■ Extracted information ■

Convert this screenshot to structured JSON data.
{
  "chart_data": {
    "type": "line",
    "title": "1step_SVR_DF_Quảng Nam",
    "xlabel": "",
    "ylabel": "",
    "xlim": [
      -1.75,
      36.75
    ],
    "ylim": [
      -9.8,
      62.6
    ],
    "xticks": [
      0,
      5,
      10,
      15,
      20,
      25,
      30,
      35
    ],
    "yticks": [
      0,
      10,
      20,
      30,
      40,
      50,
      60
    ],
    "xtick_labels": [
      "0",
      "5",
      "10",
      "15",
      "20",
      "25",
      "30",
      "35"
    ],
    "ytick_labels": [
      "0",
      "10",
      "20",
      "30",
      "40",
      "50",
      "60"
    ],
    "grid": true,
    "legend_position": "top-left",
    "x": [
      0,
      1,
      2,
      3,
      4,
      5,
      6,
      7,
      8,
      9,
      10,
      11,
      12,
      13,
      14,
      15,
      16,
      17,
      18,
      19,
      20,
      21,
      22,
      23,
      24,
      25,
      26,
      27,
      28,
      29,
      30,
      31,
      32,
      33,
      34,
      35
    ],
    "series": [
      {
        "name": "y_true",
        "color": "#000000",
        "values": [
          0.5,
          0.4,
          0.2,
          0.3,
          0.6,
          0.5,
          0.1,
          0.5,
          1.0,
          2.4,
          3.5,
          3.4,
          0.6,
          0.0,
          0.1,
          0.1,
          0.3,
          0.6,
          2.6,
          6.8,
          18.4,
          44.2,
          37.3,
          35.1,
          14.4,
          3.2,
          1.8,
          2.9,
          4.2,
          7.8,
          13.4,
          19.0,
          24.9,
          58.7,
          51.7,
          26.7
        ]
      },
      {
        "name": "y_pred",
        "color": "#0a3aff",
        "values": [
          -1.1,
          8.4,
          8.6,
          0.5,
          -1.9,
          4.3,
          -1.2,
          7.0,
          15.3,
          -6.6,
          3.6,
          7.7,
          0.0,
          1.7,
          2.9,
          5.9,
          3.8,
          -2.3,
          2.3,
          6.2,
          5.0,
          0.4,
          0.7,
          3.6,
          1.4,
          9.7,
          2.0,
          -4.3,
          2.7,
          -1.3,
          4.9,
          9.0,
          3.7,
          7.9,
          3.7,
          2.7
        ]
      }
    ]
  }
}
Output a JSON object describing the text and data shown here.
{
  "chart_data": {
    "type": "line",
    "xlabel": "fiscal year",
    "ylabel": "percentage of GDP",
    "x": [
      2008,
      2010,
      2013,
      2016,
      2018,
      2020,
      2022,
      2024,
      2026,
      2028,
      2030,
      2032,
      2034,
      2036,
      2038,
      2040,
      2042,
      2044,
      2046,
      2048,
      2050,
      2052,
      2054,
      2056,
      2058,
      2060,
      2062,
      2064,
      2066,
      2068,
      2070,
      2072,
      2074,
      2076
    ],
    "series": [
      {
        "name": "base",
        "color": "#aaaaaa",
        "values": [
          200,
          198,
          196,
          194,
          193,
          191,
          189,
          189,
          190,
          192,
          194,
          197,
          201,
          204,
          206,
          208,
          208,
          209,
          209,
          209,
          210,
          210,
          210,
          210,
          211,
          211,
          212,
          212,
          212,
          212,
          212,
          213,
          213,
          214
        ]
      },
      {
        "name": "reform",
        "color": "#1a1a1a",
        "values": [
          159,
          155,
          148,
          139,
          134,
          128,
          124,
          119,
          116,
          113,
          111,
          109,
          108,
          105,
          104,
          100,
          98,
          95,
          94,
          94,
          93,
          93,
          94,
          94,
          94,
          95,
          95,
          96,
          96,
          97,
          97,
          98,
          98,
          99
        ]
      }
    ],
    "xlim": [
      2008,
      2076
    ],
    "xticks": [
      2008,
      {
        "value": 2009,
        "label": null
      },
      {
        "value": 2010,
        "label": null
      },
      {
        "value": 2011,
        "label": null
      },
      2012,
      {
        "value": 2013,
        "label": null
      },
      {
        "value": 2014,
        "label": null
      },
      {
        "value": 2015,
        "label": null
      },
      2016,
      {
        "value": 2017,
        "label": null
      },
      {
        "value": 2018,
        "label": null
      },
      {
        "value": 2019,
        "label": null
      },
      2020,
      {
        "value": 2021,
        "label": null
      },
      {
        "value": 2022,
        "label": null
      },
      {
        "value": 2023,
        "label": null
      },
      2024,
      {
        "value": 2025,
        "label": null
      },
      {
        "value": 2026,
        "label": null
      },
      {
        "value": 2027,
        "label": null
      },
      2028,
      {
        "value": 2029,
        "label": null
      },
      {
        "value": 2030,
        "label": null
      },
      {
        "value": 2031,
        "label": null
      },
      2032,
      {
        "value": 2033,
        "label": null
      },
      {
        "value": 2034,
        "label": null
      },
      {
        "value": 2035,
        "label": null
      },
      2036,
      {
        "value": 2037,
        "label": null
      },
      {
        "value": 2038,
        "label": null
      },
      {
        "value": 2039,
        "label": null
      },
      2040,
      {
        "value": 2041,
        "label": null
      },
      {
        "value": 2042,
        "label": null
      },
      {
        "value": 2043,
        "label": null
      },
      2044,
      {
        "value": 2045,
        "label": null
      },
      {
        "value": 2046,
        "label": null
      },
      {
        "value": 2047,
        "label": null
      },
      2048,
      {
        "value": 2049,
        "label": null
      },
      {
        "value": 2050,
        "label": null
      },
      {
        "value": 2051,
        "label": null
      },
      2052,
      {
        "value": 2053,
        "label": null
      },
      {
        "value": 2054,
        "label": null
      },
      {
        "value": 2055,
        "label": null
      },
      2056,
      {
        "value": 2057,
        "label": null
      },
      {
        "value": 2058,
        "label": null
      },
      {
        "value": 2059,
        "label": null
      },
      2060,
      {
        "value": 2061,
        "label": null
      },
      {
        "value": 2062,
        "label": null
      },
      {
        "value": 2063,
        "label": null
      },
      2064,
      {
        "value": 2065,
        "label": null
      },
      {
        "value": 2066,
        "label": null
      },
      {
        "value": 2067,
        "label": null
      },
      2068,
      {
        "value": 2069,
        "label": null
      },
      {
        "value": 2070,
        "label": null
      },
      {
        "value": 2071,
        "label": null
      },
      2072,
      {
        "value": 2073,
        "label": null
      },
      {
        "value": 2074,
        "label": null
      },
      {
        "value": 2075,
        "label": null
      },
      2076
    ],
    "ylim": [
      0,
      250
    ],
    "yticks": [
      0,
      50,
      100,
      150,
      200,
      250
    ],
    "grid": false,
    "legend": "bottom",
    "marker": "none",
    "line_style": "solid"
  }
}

■ What this task involves ■
Copy every line exactly. Leave nothing out.

■ Problem solution ■
Convert this screenshot to structured JSON data.
{
  "chart_data": {
    "type": "line",
    "title": "1step_SVR_DF_Quảng Nam",
    "xlabel": "",
    "ylabel": "",
    "xlim": [
      -1.75,
      36.75
    ],
    "ylim": [
      -9.8,
      62.6
    ],
    "xticks": [
      0,
      5,
      10,
      15,
      20,
      25,
      30,
      35
    ],
    "yticks": [
      0,
      10,
      20,
      30,
      40,
      50,
      60
    ],
    "xtick_labels": [
      "0",
      "5",
      "10",
      "15",
      "20",
      "25",
      "30",
      "35"
    ],
    "ytick_labels": [
      "0",
      "10",
      "20",
      "30",
      "40",
      "50",
      "60"
    ],
    "grid": true,
    "legend_position": "top-left",
    "x": [
      0,
      1,
      2,
      3,
      4,
      5,
      6,
      7,
      8,
      9,
      10,
      11,
      12,
      13,
      14,
      15,
      16,
      17,
      18,
      19,
      20,
      21,
      22,
      23,
      24,
      25,
      26,
      27,
      28,
      29,
      30,
      31,
      32,
      33,
      34,
      35
    ],
    "series": [
      {
        "name": "y_true",
        "color": "#000000",
        "values": [
          0.5,
          0.4,
          0.2,
          0.3,
          0.6,
          0.5,
          0.1,
          0.5,
          1.0,
          2.4,
          3.5,
          3.4,
          0.6,
          0.0,
          0.1,
          0.1,
          0.3,
          0.6,
          2.6,
          6.8,
          18.4,
          44.2,
          37.3,
          35.1,
          14.4,
          3.2,
          1.8,
          2.9,
          4.2,
          7.8,
          13.4,
          19.0,
          24.9,
          58.7,
          51.7,
          26.7
        ]
      },
      {
        "name": "y_pred",
        "color": "#0a3aff",
        "values": [
          -1.1,
          8.4,
          8.6,
          0.5,
          -1.9,
          4.3,
          -1.2,
          7.0,
          15.3,
          -6.6,
          3.6,
          7.7,
          0.0,
          1.7,
          2.9,
          5.9,
          3.8,
          -2.3,
          2.3,
          6.2,
          5.0,
          0.4,
          0.7,
          3.6,
          1.4,
          9.7,
          2.0,
          -4.3,
          2.7,
          -1.3,
          4.9,
          9.0,
          3.7,
          7.9,
          3.7,
          2.7
        ]
      }
    ]
  }
}
Output a JSON object describing the text and data shown here.
{
  "chart_data": {
    "type": "line",
    "xlabel": "fiscal year",
    "ylabel": "percentage of GDP",
    "x": [
      2008,
      2010,
      2013,
      2016,
      2018,
      2020,
      2022,
      2024,
      2026,
      2028,
      2030,
      2032,
      2034,
      2036,
      2038,
      2040,
      2042,
      2044,
      2046,
      2048,
      2050,
      2052,
      2054,
      2056,
      2058,
      2060,
      2062,
      2064,
      2066,
      2068,
      2070,
      2072,
      2074,
      2076
    ],
    "series": [
      {
        "name": "base",
        "color": "#aaaaaa",
        "values": [
          200,
          198,
          196,
          194,
          193,
          191,
          189,
          189,
          190,
          192,
          194,
          197,
          201,
          204,
          206,
          208,
          208,
          209,
          209,
          209,
          210,
          210,
          210,
          210,
          211,
          211,
          212,
          212,
          212,
          212,
          212,
          213,
          213,
          214
        ]
      },
      {
        "name": "reform",
        "color": "#1a1a1a",
        "values": [
          159,
          155,
          148,
          139,
          134,
          128,
          124,
          119,
          116,
          113,
          111,
          109,
          108,
          105,
          104,
          100,
          98,
          95,
          94,
          94,
          93,
          93,
          94,
          94,
          94,
          95,
          95,
          96,
          96,
          97,
          97,
          98,
          98,
          99
        ]
      }
    ],
    "xlim": [
      2008,
      2076
    ],
    "xticks": [
      2008,
      {
        "value": 2009,
        "label": null
      },
      {
        "value": 2010,
        "label": null
      },
      {
        "value": 2011,
        "label": null
      },
      2012,
      {
        "value": 2013,
        "label": null
      },
      {
        "value": 2014,
        "label": null
      },
      {
        "value": 2015,
        "label": null
      },
      2016,
      {
        "value": 2017,
        "label": null
      },
      {
        "value": 2018,
        "label": null
      },
      {
        "value": 2019,
        "label": null
      },
      2020,
      {
        "value": 2021,
        "label": null
      },
      {
        "value": 2022,
        "label": null
      },
      {
        "value": 2023,
        "label": null
      },
      2024,
      {
        "value": 2025,
        "label": null
      },
      {
        "value": 2026,
        "label": null
      },
      {
        "value": 2027,
        "label": null
      },
      2028,
      {
        "value": 2029,
        "label": null
      },
      {
        "value": 2030,
        "label": null
      },
      {
        "value": 2031,
        "label": null
      },
      2032,
      {
        "value": 2033,
        "label": null
      },
      {
        "value": 2034,
        "label": null
      },
      {
        "value": 2035,
        "label": null
      },
      2036,
      {
        "value": 2037,
        "label": null
      },
      {
        "value": 2038,
        "label": null
      },
      {
        "value": 2039,
        "label": null
      },
      2040,
      {
        "value": 2041,
        "label": null
      },
      {
        "value": 2042,
        "label": null
      },
      {
        "value": 2043,
        "label": null
      },
      2044,
      {
        "value": 2045,
        "label": null
      },
      {
        "value": 2046,
        "label": null
      },
      {
        "value": 2047,
        "label": null
      },
      2048,
      {
        "value": 2049,
        "label": null
      },
      {
        "value": 2050,
        "label": null
      },
      {
        "value": 2051,
        "label": null
      },
      2052,
      {
        "value": 2053,
        "label": null
      },
      {
        "value": 2054,
        "label": null
      },
      {
        "value": 2055,
        "label": null
      },
      2056,
      {
        "value": 2057,
        "label": null
      },
      {
        "value": 2058,
        "label": null
      },
      {
        "value": 2059,
        "label": null
      },
      2060,
      {
        "value": 2061,
        "label": null
      },
      {
        "value": 2062,
        "label": null
      },
      {
        "value": 2063,
        "label": null
      },
      2064,
      {
        "value": 2065,
        "label": null
      },
      {
        "value": 2066,
        "label": null
      },
      {
        "value": 2067,
        "label": null
      },
      2068,
      {
        "value": 2069,
        "label": null
      },
      {
        "value": 2070,
        "label": null
      },
      {
        "value": 2071,
        "label": null
      },
      2072,
      {
        "value": 2073,
        "label": null
      },
      {
        "value": 2074,
        "label": null
      },
      {
        "value": 2075,
        "label": null
      },
      2076
    ],
    "ylim": [
      0,
      250
    ],
    "yticks": [
      0,
      50,
      100,
      150,
      200,
      250
    ],
    "grid": false,
    "legend": "bottom",
    "marker": "none",
    "line_style": "solid"
  }
}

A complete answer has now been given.